### Goal:
Across the listing below, count the lines that mention the string "trương". Reply with the figure only.

Saved data entries
****
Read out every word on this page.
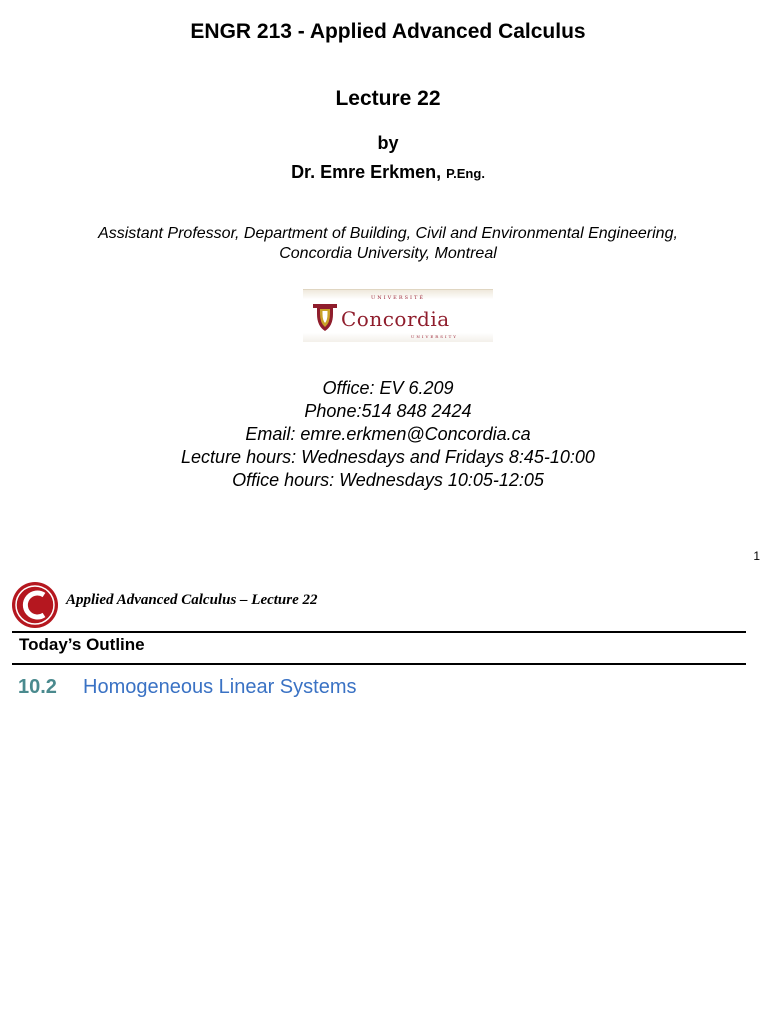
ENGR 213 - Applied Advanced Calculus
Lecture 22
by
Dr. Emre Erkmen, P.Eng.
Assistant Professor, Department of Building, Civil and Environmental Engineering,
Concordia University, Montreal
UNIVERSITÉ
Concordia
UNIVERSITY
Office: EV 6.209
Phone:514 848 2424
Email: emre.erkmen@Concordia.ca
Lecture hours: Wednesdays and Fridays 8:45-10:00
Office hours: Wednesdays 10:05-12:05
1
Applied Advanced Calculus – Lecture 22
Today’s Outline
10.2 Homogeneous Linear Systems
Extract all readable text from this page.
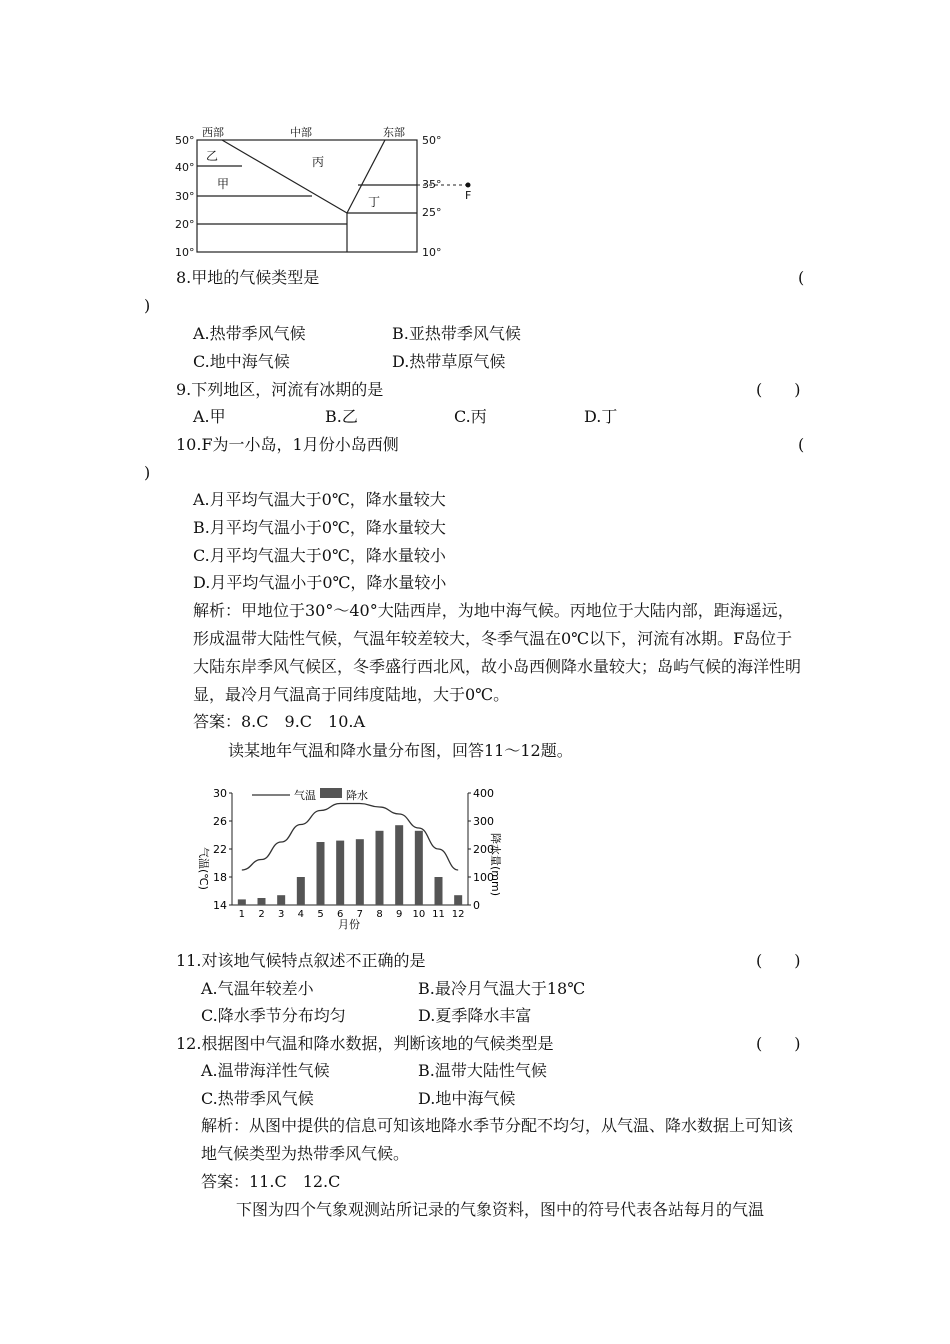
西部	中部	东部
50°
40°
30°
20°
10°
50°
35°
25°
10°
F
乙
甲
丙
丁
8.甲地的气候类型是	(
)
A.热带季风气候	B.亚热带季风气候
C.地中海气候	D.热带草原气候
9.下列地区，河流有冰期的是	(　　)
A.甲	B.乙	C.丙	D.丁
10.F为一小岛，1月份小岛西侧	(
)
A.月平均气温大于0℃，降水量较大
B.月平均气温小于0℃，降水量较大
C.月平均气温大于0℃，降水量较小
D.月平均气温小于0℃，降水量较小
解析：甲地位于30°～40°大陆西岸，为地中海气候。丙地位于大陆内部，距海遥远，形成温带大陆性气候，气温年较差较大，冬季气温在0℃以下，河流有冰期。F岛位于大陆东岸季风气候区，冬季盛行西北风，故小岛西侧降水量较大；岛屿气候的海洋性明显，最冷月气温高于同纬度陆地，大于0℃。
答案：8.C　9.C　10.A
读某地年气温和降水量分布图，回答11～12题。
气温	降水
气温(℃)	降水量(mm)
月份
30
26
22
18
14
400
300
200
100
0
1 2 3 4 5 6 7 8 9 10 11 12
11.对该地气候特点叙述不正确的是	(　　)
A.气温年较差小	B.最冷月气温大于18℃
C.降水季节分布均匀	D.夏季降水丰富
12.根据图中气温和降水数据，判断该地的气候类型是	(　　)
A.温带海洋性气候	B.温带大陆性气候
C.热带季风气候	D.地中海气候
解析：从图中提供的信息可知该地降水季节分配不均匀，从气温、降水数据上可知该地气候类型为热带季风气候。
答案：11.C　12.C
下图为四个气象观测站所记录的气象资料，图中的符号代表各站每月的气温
****
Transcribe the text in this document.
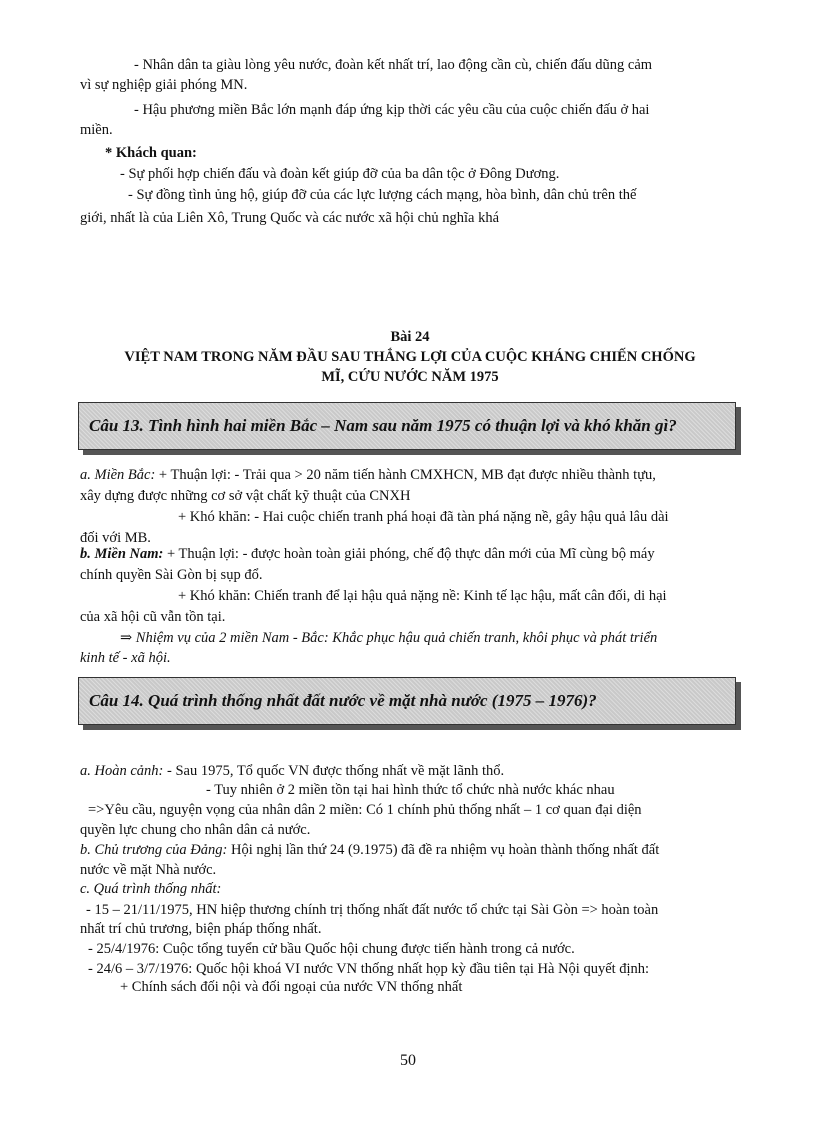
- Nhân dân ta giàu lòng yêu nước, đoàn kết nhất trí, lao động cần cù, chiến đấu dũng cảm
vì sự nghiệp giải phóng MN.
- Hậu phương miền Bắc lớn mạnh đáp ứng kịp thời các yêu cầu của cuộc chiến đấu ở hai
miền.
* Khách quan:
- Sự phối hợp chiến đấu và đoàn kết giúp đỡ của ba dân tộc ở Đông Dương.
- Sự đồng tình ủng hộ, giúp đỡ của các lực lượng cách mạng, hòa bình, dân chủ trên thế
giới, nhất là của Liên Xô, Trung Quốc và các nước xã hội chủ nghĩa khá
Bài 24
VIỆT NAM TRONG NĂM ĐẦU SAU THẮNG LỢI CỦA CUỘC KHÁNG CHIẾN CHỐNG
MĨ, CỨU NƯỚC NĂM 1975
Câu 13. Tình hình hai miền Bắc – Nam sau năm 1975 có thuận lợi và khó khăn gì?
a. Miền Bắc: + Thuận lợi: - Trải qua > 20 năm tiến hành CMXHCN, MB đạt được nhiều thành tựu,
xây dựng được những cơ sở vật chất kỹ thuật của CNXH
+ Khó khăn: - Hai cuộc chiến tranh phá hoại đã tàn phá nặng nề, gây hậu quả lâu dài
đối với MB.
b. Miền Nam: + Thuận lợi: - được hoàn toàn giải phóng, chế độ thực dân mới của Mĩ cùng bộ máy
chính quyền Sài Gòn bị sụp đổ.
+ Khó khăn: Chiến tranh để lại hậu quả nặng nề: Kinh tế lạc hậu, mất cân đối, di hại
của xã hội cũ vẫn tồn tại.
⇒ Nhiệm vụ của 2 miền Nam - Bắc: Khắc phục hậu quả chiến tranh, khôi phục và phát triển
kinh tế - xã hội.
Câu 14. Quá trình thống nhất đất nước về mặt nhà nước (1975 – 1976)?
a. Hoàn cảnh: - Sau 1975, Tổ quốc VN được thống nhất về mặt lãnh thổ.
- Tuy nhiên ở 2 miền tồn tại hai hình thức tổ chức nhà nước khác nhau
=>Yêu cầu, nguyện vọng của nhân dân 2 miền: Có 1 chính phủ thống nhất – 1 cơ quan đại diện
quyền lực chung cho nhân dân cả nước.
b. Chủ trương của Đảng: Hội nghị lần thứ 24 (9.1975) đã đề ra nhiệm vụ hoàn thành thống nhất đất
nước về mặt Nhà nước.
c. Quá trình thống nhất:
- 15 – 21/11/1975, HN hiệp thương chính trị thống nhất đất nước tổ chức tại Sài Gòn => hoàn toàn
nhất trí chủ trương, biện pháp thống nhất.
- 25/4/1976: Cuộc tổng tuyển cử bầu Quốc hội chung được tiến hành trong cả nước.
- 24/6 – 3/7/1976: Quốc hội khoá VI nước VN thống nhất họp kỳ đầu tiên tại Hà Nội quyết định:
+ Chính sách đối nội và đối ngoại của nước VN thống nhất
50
****
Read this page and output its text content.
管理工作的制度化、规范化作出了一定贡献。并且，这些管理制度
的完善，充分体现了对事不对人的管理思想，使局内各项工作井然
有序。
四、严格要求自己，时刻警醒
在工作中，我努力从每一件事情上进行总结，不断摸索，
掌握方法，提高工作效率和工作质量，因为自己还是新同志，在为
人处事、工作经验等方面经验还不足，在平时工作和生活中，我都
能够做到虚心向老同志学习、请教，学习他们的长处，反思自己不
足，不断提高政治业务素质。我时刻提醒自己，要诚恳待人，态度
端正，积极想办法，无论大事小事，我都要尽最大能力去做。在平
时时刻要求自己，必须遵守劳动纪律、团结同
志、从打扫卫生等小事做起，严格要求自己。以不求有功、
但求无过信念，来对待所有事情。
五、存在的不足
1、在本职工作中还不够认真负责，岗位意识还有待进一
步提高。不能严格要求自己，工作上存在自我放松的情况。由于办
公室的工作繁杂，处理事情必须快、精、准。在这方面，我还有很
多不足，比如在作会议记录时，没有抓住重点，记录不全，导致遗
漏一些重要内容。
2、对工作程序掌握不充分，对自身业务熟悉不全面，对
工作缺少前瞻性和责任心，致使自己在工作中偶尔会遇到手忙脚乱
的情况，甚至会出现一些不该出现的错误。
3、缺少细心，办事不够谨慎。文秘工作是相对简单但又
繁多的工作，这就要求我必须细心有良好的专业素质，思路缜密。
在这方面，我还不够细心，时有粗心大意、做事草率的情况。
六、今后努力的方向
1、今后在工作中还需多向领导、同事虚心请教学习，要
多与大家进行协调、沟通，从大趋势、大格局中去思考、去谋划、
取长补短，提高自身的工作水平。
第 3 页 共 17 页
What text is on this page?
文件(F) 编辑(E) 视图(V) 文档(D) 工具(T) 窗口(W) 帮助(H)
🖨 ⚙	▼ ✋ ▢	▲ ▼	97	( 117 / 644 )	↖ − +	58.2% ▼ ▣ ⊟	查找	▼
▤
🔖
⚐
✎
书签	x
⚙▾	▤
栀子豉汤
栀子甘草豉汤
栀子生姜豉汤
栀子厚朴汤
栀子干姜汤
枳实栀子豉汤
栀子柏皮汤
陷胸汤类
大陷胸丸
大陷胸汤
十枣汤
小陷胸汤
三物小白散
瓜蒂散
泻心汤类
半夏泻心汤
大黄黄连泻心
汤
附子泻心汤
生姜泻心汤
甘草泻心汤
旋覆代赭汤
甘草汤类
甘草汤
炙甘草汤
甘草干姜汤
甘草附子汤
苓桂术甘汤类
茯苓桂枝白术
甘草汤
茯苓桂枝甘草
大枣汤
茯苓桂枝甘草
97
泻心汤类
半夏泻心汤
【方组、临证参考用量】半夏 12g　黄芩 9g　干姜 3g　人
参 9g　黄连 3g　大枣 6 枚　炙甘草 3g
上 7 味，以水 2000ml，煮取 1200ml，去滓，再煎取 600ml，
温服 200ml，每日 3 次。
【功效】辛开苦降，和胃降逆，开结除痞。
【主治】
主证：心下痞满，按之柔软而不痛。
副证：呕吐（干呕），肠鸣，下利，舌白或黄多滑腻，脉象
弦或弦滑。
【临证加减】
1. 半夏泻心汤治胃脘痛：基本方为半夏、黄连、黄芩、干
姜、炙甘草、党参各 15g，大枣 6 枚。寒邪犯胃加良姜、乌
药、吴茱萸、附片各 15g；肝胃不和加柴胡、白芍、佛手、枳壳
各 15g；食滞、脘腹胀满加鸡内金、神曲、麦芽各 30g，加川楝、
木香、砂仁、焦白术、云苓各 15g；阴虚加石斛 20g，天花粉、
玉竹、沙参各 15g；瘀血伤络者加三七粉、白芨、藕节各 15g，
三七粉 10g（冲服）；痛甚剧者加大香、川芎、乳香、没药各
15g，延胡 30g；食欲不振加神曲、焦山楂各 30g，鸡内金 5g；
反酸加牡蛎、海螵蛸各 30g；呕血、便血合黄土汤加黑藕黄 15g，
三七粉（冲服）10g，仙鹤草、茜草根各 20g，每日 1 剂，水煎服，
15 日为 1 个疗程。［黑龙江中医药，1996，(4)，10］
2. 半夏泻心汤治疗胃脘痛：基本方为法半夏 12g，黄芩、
****
### Expected answer:
2